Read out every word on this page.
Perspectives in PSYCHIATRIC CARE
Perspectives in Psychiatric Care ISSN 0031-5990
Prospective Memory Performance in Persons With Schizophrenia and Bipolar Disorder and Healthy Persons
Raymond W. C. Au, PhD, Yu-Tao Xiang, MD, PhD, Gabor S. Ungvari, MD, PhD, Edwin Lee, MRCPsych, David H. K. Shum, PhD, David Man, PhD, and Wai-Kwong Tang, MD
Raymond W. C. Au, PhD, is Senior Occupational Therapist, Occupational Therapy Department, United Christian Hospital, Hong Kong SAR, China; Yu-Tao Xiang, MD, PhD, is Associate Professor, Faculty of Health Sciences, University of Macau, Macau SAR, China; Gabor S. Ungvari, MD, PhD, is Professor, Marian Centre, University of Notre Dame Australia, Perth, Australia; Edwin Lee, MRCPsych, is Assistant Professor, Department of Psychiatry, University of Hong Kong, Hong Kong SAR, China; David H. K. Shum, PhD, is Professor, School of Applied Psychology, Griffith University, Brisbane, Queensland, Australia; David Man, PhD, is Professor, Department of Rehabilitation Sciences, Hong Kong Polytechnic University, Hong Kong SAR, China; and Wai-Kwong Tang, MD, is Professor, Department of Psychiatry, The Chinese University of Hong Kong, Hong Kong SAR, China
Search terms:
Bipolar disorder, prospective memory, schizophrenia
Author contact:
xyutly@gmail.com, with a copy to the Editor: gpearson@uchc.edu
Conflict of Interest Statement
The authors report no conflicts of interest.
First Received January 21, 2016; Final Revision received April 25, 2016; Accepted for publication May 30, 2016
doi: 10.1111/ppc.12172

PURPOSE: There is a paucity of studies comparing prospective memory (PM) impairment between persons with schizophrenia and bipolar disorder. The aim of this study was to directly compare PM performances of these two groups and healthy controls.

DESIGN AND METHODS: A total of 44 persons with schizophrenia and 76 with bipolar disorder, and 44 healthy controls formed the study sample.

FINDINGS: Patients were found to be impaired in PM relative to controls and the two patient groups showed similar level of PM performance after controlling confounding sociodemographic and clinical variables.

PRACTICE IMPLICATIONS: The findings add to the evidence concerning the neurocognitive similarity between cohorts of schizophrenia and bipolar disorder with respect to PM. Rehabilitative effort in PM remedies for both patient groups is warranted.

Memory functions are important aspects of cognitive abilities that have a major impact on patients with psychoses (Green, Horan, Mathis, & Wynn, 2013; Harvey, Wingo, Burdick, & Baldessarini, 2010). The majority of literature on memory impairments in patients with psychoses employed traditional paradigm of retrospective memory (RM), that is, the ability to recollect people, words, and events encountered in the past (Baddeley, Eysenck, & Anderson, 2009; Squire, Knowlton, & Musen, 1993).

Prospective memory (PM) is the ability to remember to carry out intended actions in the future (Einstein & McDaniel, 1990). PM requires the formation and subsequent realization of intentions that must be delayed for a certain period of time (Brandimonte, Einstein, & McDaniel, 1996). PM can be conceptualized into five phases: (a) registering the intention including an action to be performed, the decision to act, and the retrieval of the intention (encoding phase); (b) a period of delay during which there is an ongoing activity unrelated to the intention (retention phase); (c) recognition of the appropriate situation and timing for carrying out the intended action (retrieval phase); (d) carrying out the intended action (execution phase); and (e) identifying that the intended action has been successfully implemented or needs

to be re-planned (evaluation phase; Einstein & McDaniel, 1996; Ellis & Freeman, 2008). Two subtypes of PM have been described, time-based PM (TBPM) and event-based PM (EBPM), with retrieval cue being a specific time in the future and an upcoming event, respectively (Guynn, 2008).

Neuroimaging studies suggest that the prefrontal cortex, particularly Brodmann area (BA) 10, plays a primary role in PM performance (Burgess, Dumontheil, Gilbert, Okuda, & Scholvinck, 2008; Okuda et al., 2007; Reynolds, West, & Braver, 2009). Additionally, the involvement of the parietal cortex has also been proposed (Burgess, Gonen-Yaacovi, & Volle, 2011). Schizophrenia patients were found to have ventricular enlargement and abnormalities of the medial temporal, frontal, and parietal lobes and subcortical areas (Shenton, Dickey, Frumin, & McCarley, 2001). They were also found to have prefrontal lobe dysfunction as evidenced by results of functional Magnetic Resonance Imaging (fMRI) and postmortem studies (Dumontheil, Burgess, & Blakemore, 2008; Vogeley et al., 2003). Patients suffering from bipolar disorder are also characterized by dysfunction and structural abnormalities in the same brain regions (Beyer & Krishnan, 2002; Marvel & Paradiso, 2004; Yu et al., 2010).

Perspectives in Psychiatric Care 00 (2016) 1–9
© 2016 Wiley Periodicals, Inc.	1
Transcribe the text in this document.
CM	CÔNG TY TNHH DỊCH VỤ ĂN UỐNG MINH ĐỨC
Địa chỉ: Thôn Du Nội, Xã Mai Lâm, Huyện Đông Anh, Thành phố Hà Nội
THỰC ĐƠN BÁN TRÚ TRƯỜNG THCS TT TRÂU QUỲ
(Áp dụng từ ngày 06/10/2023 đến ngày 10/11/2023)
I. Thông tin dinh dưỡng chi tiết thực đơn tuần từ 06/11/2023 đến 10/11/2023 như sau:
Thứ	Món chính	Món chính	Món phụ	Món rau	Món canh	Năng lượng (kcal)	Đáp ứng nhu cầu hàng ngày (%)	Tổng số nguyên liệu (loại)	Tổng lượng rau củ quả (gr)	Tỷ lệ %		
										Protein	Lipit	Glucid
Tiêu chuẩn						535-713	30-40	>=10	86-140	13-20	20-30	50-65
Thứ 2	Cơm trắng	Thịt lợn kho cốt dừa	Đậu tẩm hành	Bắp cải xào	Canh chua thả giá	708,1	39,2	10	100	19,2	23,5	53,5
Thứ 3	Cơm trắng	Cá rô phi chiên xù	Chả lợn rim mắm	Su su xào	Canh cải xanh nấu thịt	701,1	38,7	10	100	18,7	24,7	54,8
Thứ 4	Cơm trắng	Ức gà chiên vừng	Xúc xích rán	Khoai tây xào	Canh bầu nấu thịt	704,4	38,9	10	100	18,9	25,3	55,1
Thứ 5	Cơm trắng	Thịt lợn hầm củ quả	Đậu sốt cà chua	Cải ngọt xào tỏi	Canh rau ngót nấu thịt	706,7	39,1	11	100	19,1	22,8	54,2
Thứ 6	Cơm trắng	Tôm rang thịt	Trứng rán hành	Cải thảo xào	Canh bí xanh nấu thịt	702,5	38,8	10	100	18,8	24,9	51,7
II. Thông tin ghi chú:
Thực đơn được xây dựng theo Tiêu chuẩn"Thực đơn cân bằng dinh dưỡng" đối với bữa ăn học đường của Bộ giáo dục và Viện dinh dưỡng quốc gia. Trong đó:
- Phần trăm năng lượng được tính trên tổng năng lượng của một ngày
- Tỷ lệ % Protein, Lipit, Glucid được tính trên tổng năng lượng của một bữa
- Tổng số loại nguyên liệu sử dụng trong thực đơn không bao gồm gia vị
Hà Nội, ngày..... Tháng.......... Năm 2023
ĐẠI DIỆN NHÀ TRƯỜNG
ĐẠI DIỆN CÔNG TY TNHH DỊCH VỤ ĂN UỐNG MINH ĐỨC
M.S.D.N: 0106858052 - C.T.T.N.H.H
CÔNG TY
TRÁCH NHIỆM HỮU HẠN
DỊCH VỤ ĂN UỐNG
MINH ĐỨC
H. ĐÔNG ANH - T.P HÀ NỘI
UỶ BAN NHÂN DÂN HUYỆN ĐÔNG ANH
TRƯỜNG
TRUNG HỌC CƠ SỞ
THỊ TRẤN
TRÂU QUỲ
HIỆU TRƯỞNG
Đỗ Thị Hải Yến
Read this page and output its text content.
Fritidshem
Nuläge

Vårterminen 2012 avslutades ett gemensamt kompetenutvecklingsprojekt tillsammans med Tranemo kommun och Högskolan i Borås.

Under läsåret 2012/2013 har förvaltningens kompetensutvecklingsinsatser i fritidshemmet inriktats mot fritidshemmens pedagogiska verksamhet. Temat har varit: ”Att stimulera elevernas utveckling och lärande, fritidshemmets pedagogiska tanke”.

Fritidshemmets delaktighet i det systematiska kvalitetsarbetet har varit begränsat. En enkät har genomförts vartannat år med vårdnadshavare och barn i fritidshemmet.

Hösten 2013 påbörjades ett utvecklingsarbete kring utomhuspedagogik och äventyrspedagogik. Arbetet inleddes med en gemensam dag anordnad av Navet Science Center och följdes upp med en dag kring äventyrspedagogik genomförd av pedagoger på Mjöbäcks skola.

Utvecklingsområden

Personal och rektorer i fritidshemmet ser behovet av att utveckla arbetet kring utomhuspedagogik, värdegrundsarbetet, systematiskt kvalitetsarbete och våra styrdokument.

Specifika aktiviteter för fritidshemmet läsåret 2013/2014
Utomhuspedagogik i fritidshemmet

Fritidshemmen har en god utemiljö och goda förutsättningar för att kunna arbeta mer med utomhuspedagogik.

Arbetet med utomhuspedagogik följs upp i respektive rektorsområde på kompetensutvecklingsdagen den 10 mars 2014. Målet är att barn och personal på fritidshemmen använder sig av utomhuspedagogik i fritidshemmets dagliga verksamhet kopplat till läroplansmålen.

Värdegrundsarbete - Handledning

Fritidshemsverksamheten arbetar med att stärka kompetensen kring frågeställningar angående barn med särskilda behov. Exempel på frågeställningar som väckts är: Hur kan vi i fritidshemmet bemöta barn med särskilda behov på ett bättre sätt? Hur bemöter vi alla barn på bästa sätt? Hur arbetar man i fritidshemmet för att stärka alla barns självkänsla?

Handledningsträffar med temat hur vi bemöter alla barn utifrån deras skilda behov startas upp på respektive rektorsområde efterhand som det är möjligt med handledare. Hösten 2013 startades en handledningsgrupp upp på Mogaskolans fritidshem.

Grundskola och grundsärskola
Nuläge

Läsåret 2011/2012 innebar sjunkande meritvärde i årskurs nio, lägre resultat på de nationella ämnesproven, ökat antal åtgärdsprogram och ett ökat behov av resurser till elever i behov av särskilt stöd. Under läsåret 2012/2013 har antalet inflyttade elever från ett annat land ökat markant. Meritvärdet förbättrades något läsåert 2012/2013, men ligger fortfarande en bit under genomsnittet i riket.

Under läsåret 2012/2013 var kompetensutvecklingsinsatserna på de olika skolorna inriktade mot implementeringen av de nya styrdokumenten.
● ● ●
Return every line of the listing that has the word "läsåret" in it.

Under läsåret 2012/2013 har förvaltningens kompetensutvecklingsinsatser i fritidshemmet inriktats mot fritidshemmens pedagogiska verksamhet. Temat har varit: ”Att stimulera elevernas utveckling och lärande, fritidshemmets pedagogiska tanke”.
Specifika aktiviteter för fritidshemmet läsåret 2013/2014
Läsåret 2011/2012 innebar sjunkande meritvärde i årskurs nio, lägre resultat på de nationella ämnesproven, ökat antal åtgärdsprogram och ett ökat behov av resurser till elever i behov av särskilt stöd. Under läsåret 2012/2013 har antalet inflyttade elever från ett annat land ökat markant. Meritvärdet förbättrades något läsåert 2012/2013, men ligger fortfarande en bit under genomsnittet i riket.
Under läsåret 2012/2013 var kompetensutvecklingsinsatserna på de olika skolorna inriktade mot implementeringen av de nya styrdokumenten.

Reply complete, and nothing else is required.